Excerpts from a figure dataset
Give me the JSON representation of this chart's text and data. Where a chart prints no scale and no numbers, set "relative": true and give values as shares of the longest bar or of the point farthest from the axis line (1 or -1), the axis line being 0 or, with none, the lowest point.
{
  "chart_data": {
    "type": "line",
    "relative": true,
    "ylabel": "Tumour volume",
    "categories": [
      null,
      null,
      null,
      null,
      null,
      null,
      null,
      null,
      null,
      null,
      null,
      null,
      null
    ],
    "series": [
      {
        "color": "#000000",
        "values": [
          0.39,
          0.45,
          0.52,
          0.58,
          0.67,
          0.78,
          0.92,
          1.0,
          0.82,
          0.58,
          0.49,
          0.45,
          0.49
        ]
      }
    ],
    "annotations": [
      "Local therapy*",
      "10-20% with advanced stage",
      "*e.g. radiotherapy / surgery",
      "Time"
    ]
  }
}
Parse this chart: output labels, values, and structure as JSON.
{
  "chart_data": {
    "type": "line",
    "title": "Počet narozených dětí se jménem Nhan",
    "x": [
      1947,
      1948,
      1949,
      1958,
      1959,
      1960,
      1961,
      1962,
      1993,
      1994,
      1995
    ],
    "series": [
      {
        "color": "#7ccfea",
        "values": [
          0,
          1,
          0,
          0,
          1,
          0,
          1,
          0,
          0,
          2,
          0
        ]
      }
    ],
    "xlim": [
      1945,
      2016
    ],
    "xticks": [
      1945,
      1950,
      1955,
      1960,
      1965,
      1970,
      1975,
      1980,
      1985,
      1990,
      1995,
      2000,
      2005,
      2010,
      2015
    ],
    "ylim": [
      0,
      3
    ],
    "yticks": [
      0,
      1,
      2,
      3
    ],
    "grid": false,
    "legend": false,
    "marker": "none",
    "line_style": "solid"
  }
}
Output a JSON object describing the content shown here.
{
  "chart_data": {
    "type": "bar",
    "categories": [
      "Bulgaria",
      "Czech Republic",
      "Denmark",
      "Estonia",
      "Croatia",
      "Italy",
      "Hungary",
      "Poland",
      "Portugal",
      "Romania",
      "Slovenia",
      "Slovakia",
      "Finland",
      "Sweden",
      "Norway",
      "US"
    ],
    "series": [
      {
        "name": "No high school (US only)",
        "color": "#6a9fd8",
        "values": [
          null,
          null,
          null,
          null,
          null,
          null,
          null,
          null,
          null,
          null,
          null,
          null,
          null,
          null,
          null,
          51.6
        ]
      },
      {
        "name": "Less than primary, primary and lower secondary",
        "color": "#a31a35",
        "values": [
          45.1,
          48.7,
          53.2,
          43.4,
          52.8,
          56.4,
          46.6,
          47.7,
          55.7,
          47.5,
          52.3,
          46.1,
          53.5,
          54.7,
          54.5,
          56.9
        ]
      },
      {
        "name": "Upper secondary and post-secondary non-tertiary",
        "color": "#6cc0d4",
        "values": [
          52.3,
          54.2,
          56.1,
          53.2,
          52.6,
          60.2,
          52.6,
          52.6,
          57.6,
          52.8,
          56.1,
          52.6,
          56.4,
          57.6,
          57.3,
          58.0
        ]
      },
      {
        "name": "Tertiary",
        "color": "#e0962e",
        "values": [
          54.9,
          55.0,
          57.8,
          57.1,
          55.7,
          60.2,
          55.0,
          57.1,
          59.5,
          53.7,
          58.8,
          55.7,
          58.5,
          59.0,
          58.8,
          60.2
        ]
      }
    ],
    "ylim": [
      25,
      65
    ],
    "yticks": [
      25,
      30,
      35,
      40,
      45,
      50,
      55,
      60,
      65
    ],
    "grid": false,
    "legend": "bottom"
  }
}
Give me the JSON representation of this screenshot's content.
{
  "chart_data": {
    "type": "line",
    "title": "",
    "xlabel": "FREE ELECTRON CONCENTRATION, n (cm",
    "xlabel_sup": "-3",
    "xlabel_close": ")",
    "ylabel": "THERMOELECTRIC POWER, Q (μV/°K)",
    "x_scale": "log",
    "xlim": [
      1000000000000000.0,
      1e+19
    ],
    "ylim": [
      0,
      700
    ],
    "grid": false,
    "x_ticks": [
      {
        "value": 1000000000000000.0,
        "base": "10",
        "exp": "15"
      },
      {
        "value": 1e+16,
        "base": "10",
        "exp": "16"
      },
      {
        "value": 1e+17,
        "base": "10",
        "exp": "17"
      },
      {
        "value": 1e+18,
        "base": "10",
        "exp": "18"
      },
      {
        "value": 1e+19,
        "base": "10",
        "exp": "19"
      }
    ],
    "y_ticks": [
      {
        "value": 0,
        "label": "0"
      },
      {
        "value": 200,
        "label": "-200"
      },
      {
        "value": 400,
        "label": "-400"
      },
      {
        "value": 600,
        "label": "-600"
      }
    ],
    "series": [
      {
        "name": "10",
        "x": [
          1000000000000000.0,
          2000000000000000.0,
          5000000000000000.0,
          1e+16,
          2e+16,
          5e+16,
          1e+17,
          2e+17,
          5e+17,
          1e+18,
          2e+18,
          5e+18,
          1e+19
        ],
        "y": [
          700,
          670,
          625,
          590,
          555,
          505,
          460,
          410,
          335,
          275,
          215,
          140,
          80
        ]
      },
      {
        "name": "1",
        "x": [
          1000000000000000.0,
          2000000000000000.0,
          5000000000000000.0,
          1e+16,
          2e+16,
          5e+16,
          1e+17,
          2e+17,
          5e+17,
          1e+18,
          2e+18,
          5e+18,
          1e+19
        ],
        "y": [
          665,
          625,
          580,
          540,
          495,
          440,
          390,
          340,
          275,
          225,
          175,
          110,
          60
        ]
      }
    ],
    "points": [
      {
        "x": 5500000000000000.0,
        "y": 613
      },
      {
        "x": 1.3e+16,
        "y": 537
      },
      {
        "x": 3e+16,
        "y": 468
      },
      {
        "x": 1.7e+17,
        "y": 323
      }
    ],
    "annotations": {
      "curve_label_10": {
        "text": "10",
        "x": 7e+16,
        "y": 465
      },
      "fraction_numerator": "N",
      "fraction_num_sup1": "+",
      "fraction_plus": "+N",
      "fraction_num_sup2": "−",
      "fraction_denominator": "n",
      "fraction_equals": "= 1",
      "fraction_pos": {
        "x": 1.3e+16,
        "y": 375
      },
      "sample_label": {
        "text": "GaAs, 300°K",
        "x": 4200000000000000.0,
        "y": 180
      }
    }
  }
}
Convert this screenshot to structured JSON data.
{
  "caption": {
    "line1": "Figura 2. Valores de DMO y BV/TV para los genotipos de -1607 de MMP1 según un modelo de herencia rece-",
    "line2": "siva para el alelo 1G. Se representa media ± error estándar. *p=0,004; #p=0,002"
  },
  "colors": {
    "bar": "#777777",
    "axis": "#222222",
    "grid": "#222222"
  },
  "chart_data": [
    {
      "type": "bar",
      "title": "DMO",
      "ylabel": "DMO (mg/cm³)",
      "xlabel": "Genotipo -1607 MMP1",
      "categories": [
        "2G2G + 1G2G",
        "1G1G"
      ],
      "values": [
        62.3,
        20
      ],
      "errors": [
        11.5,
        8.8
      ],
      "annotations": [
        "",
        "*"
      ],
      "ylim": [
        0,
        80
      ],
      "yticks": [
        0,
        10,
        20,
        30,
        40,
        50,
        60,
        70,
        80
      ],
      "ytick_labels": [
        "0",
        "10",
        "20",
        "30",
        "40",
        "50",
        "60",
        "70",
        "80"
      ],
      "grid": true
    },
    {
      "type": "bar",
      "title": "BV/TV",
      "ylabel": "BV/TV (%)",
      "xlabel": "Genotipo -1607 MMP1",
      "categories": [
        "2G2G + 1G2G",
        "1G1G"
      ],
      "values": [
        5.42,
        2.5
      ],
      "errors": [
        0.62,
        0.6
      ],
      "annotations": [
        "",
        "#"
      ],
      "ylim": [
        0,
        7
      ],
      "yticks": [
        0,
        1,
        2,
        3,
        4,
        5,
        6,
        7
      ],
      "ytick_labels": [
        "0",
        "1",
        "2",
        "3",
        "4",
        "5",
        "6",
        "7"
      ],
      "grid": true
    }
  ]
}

-- Requirements --
Select and copy every line from the records that includes the word "screenshot".

-- Written answer --
Give me the JSON representation of this screenshot's content.
Convert this screenshot to structured JSON data.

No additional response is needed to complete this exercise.